### GIVEN INSTRUCTION
Check each line for the word "selection" and report how many have it. Give nothing else.

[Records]
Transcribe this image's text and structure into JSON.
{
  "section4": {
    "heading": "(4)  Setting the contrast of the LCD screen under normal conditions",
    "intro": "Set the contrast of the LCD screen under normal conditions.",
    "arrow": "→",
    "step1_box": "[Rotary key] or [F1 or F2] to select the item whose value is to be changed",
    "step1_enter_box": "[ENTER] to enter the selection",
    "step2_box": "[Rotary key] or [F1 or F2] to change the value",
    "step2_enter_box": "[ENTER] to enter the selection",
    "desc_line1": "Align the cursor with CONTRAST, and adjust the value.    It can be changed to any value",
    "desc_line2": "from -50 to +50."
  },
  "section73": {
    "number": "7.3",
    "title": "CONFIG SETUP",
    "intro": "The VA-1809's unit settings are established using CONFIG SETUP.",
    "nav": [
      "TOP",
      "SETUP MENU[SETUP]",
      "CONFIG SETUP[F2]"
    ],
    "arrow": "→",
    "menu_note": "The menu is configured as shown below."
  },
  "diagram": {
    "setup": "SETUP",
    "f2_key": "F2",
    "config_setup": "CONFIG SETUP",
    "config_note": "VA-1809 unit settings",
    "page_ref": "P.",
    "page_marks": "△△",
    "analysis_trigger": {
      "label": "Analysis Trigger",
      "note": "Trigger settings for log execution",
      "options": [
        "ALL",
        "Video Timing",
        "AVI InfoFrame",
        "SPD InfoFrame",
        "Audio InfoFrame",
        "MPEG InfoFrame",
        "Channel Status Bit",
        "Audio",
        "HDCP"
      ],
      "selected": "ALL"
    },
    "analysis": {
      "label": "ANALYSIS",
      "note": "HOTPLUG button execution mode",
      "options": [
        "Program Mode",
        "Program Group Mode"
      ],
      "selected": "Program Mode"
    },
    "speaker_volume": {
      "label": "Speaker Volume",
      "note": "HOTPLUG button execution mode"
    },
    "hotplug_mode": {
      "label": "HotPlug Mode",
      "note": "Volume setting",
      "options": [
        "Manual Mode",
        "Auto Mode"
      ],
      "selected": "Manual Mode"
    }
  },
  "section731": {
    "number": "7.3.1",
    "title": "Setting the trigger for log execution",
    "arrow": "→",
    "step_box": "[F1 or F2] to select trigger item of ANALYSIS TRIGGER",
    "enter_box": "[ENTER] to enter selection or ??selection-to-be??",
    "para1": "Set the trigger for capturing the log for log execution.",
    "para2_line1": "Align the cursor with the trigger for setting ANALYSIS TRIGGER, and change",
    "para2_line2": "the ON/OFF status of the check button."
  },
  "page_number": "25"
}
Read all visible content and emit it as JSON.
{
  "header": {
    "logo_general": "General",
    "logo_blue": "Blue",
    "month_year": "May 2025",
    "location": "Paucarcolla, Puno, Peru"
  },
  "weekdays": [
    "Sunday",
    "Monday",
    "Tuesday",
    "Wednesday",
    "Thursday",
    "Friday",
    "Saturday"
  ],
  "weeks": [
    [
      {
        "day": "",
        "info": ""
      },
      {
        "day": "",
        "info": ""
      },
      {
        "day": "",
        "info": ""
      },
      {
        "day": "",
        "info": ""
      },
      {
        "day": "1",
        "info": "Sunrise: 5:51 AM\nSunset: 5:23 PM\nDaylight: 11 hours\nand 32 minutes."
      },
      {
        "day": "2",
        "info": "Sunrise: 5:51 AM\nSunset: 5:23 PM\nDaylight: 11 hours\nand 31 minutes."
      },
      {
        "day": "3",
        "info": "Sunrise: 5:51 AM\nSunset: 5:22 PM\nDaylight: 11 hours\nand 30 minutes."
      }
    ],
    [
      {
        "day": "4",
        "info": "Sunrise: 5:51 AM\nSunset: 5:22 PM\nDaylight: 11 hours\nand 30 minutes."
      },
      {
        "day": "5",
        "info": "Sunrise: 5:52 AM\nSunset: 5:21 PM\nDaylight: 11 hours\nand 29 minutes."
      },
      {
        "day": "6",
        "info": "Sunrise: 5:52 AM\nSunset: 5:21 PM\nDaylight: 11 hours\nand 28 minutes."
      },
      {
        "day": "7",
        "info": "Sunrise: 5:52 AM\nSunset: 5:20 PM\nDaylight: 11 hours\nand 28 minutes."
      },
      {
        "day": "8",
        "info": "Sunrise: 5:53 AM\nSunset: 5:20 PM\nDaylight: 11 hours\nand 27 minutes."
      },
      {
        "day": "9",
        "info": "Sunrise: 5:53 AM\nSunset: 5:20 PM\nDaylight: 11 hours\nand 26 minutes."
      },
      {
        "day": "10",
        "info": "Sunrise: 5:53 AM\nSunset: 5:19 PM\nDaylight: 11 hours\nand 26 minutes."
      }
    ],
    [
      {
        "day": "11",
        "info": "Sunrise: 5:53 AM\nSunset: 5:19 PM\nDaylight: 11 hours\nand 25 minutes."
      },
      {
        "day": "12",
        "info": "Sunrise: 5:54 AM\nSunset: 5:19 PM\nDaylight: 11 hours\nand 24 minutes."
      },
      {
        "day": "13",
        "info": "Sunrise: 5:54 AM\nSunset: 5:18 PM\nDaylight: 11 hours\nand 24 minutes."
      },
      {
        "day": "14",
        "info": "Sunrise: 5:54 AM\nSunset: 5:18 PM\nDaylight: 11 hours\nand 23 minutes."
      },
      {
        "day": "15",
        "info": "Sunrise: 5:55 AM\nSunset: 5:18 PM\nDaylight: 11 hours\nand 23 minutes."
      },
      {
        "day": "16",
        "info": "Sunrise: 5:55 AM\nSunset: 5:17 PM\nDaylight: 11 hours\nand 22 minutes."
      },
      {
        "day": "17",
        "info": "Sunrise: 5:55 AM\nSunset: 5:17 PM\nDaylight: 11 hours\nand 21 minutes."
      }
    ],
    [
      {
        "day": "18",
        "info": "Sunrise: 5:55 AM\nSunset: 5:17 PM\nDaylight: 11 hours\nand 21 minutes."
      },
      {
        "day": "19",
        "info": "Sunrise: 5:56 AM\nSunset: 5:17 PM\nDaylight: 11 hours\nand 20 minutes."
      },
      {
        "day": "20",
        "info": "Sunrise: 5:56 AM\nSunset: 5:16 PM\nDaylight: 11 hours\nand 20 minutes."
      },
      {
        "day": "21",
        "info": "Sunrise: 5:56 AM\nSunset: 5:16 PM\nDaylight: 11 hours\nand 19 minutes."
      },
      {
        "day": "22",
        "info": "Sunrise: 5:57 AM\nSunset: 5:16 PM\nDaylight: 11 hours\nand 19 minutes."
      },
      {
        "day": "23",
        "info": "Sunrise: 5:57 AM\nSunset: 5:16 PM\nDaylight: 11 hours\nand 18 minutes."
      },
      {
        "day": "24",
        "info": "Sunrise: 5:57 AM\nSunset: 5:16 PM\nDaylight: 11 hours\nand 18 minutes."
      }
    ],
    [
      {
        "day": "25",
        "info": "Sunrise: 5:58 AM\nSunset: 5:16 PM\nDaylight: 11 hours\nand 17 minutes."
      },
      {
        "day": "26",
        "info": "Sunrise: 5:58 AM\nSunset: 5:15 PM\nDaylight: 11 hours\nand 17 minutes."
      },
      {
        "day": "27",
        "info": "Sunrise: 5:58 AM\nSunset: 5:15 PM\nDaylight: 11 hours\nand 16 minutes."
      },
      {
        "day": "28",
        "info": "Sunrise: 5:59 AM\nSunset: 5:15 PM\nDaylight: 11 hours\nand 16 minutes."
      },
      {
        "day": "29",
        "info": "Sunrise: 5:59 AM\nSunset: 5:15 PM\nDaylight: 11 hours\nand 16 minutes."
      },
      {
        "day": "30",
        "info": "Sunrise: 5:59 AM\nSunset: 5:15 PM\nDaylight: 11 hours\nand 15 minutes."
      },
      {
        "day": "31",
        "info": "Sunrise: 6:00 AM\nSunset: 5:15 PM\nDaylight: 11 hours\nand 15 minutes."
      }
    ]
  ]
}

### EXERCISE RESPONSE
3